***** The input
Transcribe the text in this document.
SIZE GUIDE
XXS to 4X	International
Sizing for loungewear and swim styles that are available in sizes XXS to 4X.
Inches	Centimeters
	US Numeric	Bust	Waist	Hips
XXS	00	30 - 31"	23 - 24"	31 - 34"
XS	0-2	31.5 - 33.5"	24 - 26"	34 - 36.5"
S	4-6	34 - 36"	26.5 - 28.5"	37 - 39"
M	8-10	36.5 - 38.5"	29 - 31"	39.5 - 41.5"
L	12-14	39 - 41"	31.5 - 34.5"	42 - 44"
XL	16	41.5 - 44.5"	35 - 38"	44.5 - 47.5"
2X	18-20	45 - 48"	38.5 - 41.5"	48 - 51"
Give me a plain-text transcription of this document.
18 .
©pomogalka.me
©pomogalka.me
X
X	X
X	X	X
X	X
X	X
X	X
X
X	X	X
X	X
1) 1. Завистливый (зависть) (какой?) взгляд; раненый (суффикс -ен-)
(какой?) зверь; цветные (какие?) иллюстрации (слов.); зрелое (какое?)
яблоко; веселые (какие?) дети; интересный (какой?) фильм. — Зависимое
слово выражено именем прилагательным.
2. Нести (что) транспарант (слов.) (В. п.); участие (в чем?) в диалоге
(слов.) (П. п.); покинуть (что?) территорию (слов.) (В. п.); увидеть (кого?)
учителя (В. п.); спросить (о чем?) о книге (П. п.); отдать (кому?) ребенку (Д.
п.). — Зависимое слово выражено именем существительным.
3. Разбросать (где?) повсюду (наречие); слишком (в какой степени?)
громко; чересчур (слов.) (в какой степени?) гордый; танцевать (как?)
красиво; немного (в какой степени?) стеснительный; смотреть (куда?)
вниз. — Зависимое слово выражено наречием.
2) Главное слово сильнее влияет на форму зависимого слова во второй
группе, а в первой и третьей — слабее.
**********
***** The input
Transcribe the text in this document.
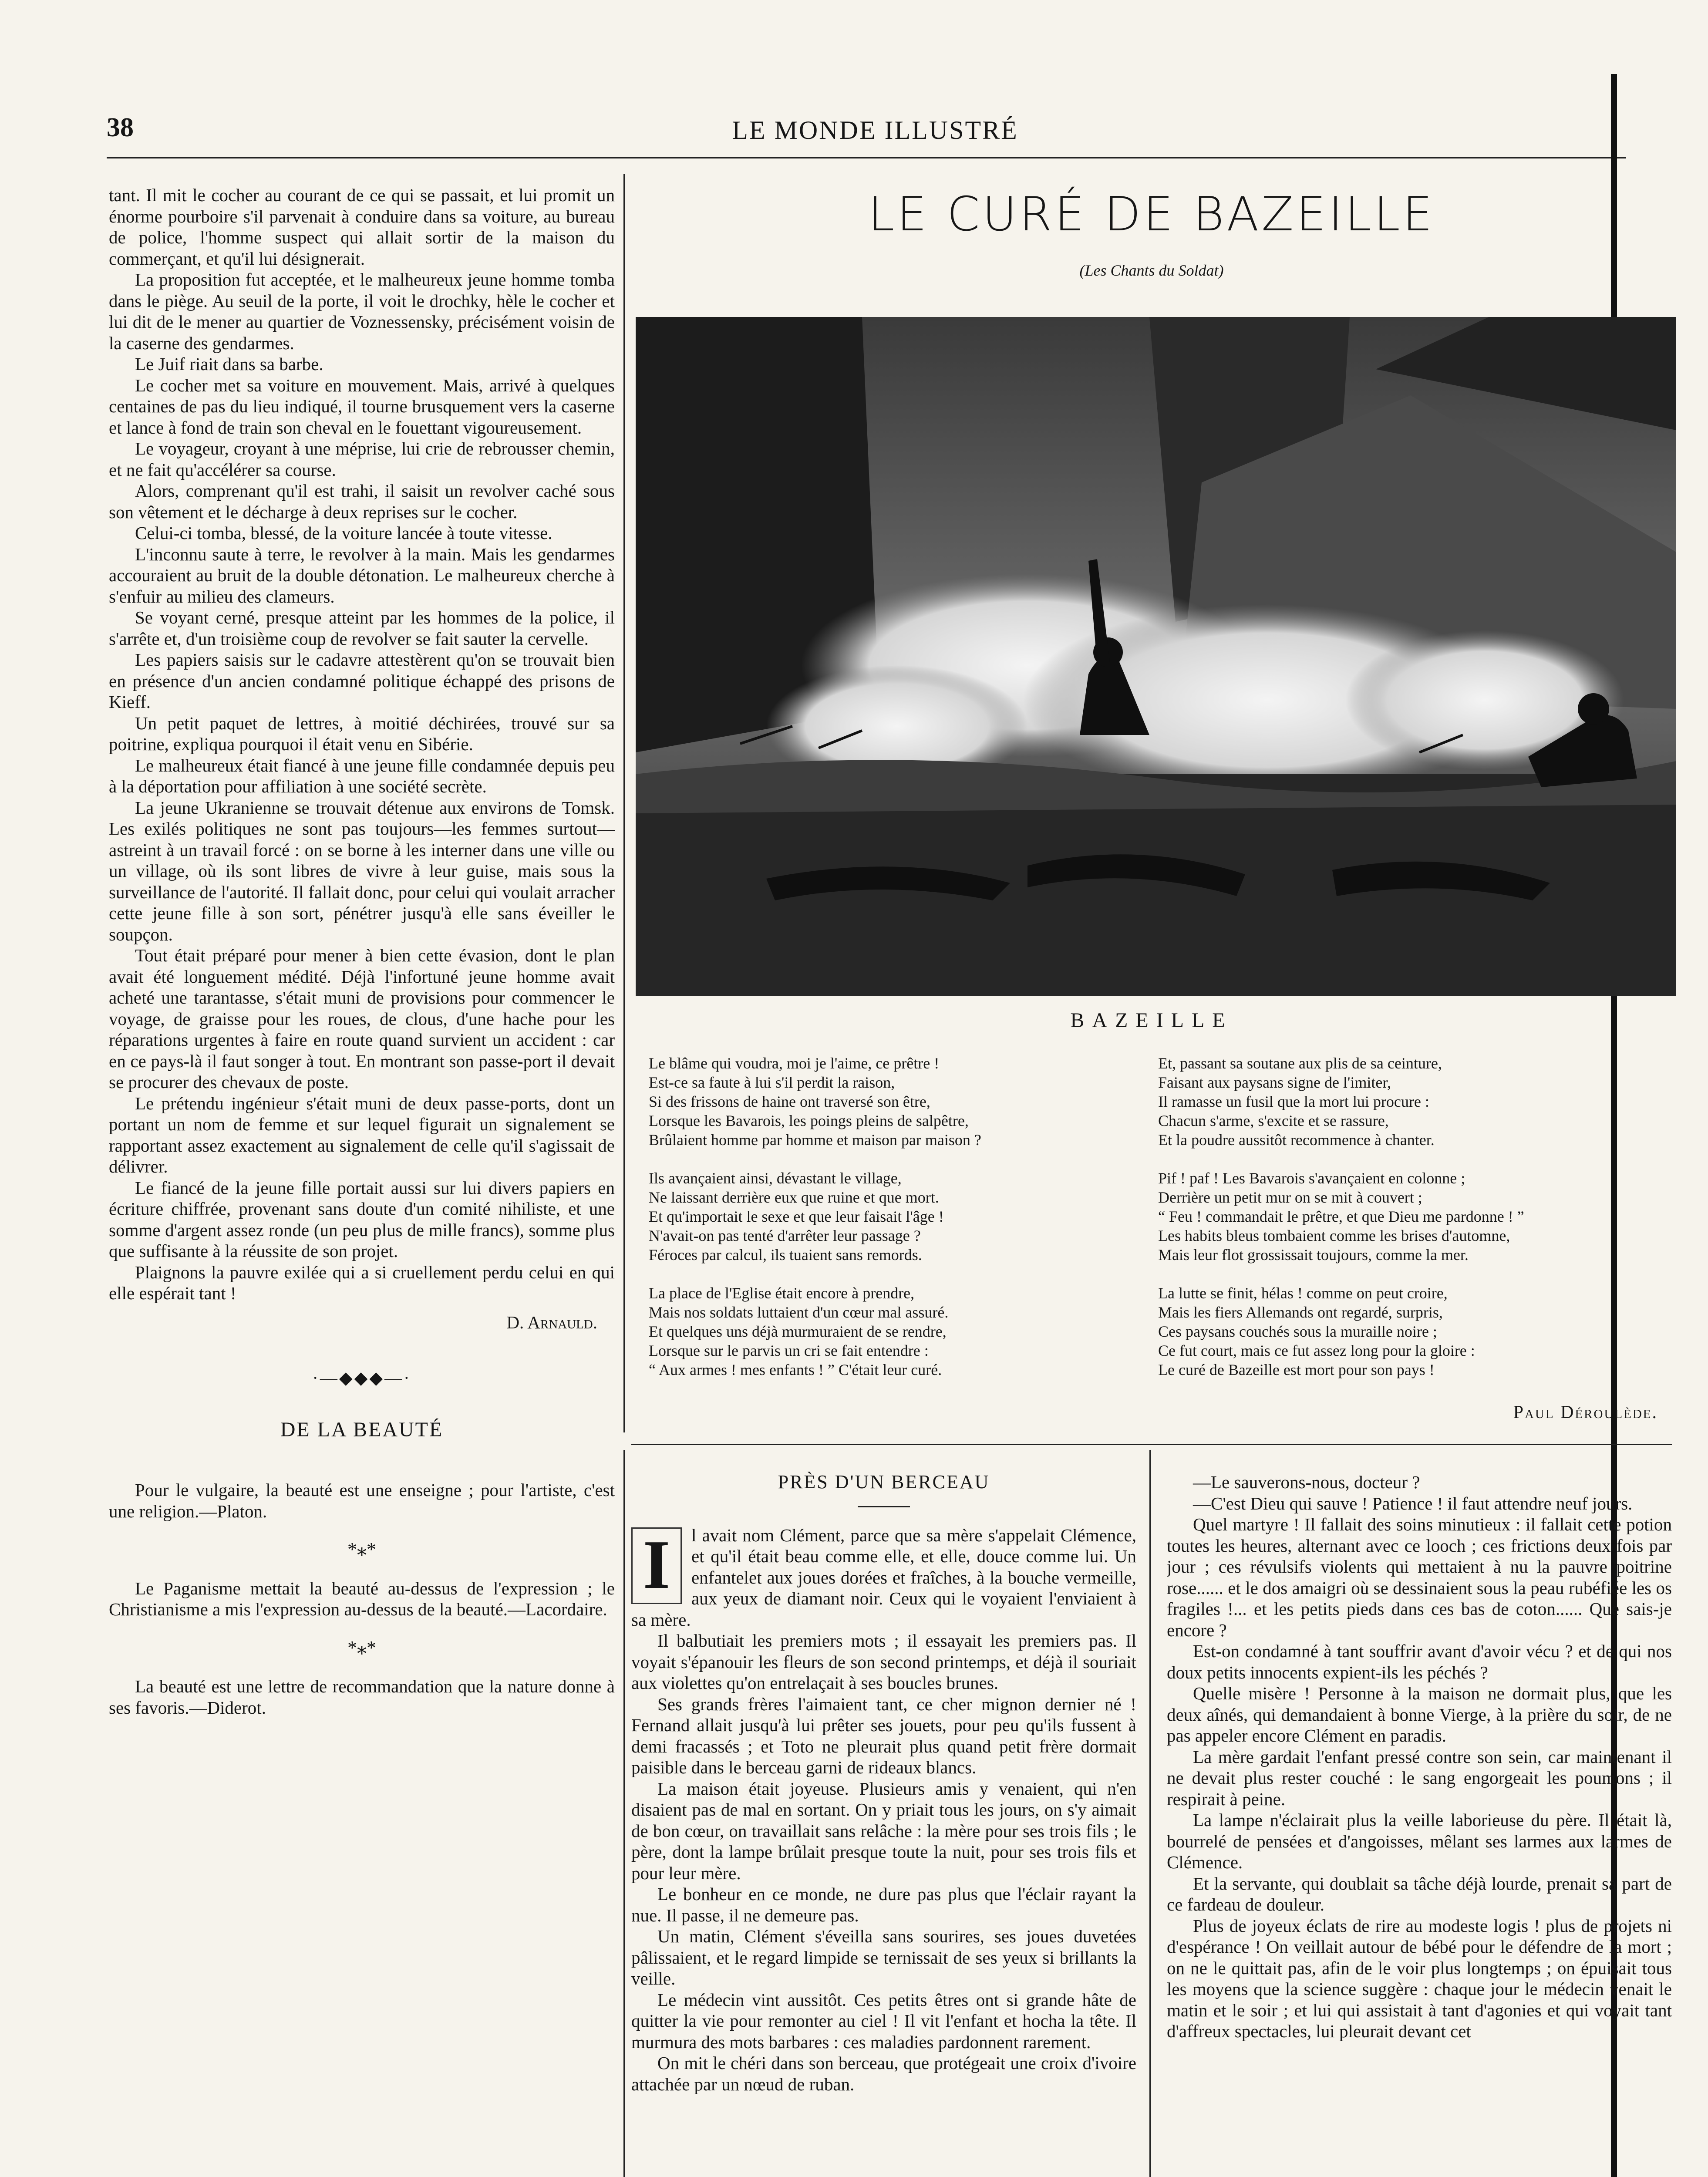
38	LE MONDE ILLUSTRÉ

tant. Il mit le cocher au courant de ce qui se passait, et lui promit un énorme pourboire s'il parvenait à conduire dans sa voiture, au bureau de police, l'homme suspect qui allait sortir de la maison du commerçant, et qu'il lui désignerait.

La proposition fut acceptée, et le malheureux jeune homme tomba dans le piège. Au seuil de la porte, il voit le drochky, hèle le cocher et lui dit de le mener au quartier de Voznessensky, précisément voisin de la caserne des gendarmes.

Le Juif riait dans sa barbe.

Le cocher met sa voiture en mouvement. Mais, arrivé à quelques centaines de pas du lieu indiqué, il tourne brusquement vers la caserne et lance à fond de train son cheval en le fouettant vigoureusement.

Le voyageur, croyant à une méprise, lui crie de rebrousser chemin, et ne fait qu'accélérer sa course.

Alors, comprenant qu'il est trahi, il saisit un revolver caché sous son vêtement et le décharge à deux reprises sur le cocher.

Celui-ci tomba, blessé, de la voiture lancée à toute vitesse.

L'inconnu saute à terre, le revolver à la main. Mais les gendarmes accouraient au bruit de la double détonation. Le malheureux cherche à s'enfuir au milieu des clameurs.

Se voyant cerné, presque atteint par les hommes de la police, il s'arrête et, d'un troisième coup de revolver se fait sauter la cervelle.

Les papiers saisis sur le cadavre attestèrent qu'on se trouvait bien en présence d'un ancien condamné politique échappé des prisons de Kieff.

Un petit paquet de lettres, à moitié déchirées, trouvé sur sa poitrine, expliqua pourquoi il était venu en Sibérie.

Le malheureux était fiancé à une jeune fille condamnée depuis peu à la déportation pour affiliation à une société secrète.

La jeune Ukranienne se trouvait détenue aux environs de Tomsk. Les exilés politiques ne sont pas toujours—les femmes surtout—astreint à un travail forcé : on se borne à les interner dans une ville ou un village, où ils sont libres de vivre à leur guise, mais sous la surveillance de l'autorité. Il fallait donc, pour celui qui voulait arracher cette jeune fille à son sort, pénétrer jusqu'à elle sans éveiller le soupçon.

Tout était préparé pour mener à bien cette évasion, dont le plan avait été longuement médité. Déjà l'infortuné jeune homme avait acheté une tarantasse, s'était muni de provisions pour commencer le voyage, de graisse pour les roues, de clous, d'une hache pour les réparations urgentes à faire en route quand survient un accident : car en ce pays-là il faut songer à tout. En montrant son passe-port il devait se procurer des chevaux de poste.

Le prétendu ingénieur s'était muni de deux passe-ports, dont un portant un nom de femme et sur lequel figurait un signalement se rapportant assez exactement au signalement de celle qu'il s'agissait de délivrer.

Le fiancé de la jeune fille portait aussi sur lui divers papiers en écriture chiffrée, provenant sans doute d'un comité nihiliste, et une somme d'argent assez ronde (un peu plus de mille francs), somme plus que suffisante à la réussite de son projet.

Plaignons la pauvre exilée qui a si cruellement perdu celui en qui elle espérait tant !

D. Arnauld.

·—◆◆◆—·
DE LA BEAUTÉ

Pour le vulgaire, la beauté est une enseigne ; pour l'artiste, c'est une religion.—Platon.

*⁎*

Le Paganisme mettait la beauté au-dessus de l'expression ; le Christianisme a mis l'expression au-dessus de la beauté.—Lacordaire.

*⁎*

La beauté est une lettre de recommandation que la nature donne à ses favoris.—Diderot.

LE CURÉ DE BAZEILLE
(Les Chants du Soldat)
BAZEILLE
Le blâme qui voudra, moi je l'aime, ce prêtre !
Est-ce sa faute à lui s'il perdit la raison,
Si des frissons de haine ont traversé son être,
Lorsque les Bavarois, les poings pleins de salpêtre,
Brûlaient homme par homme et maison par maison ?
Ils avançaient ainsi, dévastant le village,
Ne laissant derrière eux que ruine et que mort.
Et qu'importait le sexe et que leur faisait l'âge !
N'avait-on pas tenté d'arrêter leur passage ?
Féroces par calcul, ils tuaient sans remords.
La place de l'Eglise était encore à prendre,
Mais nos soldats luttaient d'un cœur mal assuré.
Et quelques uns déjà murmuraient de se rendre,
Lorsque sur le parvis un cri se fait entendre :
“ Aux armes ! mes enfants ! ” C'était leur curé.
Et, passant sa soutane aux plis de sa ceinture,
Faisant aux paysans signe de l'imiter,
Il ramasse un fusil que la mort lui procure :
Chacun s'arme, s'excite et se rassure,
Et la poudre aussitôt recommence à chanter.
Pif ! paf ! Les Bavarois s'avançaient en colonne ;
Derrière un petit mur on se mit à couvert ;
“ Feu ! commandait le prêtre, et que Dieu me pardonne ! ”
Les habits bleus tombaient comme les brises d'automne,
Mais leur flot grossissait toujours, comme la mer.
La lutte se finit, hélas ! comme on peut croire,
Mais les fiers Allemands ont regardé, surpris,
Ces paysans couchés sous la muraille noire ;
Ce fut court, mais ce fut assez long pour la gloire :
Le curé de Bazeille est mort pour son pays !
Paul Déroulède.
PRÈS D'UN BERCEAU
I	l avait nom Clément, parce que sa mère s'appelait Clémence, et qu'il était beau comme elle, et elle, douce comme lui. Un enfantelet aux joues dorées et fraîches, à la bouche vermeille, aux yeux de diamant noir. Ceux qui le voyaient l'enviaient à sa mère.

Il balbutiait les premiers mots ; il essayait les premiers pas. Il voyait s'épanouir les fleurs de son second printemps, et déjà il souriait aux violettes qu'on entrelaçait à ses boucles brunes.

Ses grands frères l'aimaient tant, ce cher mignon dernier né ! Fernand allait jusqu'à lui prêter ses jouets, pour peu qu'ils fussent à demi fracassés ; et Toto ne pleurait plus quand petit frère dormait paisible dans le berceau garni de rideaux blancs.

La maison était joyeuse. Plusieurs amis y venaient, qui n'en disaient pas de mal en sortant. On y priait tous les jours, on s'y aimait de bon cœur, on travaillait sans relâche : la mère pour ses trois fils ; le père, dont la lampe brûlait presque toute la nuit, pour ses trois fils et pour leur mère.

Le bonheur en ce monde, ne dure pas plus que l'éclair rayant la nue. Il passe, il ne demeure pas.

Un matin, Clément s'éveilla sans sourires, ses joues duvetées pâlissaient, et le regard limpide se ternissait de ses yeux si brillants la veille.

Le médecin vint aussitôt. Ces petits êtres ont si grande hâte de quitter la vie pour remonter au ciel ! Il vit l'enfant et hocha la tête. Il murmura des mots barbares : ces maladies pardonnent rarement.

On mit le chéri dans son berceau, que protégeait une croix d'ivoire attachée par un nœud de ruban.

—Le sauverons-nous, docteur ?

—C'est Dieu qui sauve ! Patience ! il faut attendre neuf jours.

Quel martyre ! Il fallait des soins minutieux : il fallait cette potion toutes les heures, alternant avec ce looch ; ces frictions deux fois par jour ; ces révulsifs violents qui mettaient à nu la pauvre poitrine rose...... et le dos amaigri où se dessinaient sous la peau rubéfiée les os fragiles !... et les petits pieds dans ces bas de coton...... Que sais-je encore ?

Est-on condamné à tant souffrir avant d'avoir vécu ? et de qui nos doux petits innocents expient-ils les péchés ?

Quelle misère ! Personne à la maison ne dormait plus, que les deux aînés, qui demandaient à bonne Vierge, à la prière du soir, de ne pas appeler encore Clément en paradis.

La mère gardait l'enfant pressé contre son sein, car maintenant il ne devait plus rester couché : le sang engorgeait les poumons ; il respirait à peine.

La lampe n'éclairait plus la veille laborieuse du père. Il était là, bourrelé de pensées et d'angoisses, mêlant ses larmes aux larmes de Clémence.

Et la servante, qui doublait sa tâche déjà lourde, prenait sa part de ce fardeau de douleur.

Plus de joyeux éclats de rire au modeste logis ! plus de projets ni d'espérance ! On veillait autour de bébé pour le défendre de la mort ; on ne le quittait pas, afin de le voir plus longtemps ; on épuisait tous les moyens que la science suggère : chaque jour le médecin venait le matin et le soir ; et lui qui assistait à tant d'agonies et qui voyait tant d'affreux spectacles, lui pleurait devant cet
**********
## [Your instructions]
Among the lines above, how many contain the string "dormait"? State the number alone.

## [Result for this exercise]
2